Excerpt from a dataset
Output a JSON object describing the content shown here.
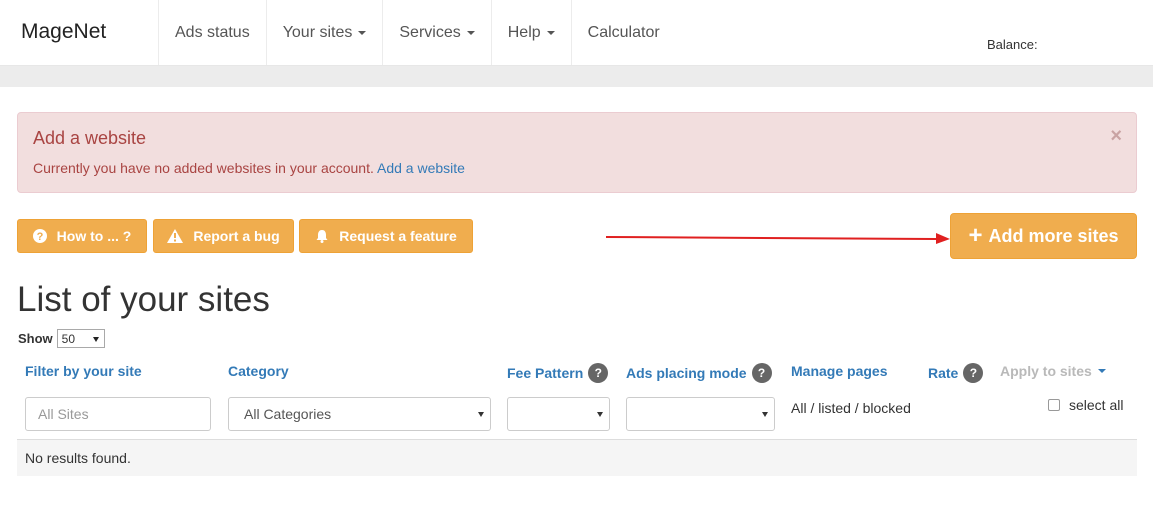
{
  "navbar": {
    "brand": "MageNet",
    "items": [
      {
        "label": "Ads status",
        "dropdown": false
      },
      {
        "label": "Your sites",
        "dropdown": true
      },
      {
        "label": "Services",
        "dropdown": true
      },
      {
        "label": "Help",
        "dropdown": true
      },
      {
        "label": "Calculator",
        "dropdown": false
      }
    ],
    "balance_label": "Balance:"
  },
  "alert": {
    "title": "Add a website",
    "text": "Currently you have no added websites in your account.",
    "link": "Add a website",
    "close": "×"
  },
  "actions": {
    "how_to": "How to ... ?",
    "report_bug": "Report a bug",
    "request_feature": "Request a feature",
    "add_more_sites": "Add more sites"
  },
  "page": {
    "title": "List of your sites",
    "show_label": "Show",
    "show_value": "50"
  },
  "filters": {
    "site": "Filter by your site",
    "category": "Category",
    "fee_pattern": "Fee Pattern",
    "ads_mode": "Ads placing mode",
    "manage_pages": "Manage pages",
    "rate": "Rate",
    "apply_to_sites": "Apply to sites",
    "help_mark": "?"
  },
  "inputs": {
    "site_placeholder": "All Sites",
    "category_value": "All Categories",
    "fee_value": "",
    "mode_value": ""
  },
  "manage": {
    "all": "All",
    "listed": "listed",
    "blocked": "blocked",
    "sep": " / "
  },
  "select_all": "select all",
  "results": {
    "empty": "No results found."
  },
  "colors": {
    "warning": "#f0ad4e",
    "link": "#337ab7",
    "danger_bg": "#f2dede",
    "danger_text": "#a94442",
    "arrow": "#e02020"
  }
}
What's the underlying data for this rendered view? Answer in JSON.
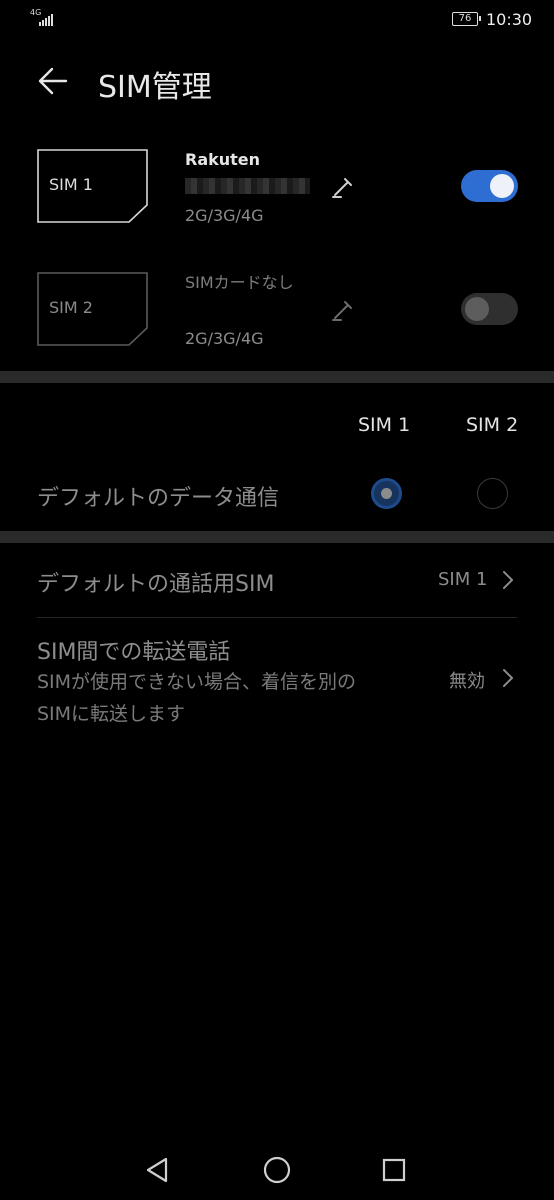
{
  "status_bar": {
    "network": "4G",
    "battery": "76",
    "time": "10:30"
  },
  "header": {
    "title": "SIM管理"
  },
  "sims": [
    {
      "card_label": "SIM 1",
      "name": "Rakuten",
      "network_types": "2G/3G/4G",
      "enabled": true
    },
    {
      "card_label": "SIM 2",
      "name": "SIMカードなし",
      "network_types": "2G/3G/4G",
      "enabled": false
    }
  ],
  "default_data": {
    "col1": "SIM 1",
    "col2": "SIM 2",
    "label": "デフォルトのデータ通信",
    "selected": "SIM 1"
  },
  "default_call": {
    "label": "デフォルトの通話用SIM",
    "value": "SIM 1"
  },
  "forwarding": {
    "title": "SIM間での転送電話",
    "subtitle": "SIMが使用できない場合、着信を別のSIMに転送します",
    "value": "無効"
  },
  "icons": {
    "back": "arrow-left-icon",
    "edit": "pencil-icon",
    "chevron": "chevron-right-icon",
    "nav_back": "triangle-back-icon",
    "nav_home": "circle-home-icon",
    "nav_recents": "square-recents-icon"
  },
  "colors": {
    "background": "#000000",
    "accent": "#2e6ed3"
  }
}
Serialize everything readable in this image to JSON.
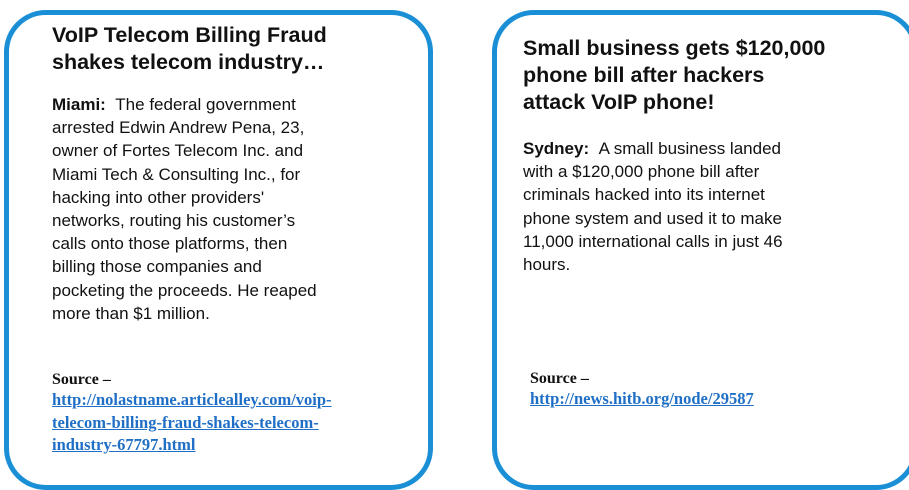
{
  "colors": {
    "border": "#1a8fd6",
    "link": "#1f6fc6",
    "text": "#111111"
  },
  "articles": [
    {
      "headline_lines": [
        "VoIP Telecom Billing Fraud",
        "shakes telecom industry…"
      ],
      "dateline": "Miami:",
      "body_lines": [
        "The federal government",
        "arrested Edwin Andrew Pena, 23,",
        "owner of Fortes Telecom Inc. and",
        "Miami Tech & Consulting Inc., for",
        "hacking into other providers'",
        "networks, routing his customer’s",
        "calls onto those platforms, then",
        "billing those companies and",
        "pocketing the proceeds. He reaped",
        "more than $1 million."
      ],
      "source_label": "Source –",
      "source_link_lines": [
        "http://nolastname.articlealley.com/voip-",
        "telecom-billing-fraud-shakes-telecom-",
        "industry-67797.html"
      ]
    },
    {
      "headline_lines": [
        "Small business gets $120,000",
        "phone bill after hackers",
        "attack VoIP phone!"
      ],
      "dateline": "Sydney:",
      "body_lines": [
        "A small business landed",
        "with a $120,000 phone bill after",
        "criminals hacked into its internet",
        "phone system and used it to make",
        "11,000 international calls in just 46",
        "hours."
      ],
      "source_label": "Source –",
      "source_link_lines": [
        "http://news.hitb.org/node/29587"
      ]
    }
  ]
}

Exercise instructions:
In the copy, include all records verbatim but no images.

Reply:
Output a JSON object describing the content shown here.
{
  "navbar": {
    "brand": "MageNet",
    "items": [
      {
        "label": "Ads status",
        "dropdown": false
      },
      {
        "label": "Your sites",
        "dropdown": true
      },
      {
        "label": "Services",
        "dropdown": true
      },
      {
        "label": "Help",
        "dropdown": true
      },
      {
        "label": "Calculator",
        "dropdown": false
      }
    ],
    "balance_label": "Balance:"
  },
  "alert": {
    "title": "Add a website",
    "text": "Currently you have no added websites in your account.",
    "link": "Add a website",
    "close": "×"
  },
  "actions": {
    "how_to": "How to ... ?",
    "report_bug": "Report a bug",
    "request_feature": "Request a feature",
    "add_more_sites": "Add more sites"
  },
  "page": {
    "title": "List of your sites",
    "show_label": "Show",
    "show_value": "50"
  },
  "filters": {
    "site": "Filter by your site",
    "category": "Category",
    "fee_pattern": "Fee Pattern",
    "ads_mode": "Ads placing mode",
    "manage_pages": "Manage pages",
    "rate": "Rate",
    "apply_to_sites": "Apply to sites",
    "help_mark": "?"
  },
  "inputs": {
    "site_placeholder": "All Sites",
    "category_value": "All Categories",
    "fee_value": "",
    "mode_value": ""
  },
  "manage": {
    "all": "All",
    "listed": "listed",
    "blocked": "blocked",
    "sep": " / "
  },
  "select_all": "select all",
  "results": {
    "empty": "No results found."
  },
  "colors": {
    "warning": "#f0ad4e",
    "link": "#337ab7",
    "danger_bg": "#f2dede",
    "danger_text": "#a94442",
    "arrow": "#e02020"
  }
}
What's the underlying data for this rendered view? Answer in JSON.
{
  "status_bar": {
    "network": "4G",
    "battery": "76",
    "time": "10:30"
  },
  "header": {
    "title": "SIM管理"
  },
  "sims": [
    {
      "card_label": "SIM 1",
      "name": "Rakuten",
      "network_types": "2G/3G/4G",
      "enabled": true
    },
    {
      "card_label": "SIM 2",
      "name": "SIMカードなし",
      "network_types": "2G/3G/4G",
      "enabled": false
    }
  ],
  "default_data": {
    "col1": "SIM 1",
    "col2": "SIM 2",
    "label": "デフォルトのデータ通信",
    "selected": "SIM 1"
  },
  "default_call": {
    "label": "デフォルトの通話用SIM",
    "value": "SIM 1"
  },
  "forwarding": {
    "title": "SIM間での転送電話",
    "subtitle": "SIMが使用できない場合、着信を別のSIMに転送します",
    "value": "無効"
  },
  "icons": {
    "back": "arrow-left-icon",
    "edit": "pencil-icon",
    "chevron": "chevron-right-icon",
    "nav_back": "triangle-back-icon",
    "nav_home": "circle-home-icon",
    "nav_recents": "square-recents-icon"
  },
  "colors": {
    "background": "#000000",
    "accent": "#2e6ed3"
  }
}
Serialize everything readable in this image to JSON.
{
  "colors": {
    "border": "#1a8fd6",
    "link": "#1f6fc6",
    "text": "#111111"
  },
  "articles": [
    {
      "headline_lines": [
        "VoIP Telecom Billing Fraud",
        "shakes telecom industry…"
      ],
      "dateline": "Miami:",
      "body_lines": [
        "The federal government",
        "arrested Edwin Andrew Pena, 23,",
        "owner of Fortes Telecom Inc. and",
        "Miami Tech & Consulting Inc., for",
        "hacking into other providers'",
        "networks, routing his customer’s",
        "calls onto those platforms, then",
        "billing those companies and",
        "pocketing the proceeds. He reaped",
        "more than $1 million."
      ],
      "source_label": "Source –",
      "source_link_lines": [
        "http://nolastname.articlealley.com/voip-",
        "telecom-billing-fraud-shakes-telecom-",
        "industry-67797.html"
      ]
    },
    {
      "headline_lines": [
        "Small business gets $120,000",
        "phone bill after hackers",
        "attack VoIP phone!"
      ],
      "dateline": "Sydney:",
      "body_lines": [
        "A small business landed",
        "with a $120,000 phone bill after",
        "criminals hacked into its internet",
        "phone system and used it to make",
        "11,000 international calls in just 46",
        "hours."
      ],
      "source_label": "Source –",
      "source_link_lines": [
        "http://news.hitb.org/node/29587"
      ]
    }
  ]
}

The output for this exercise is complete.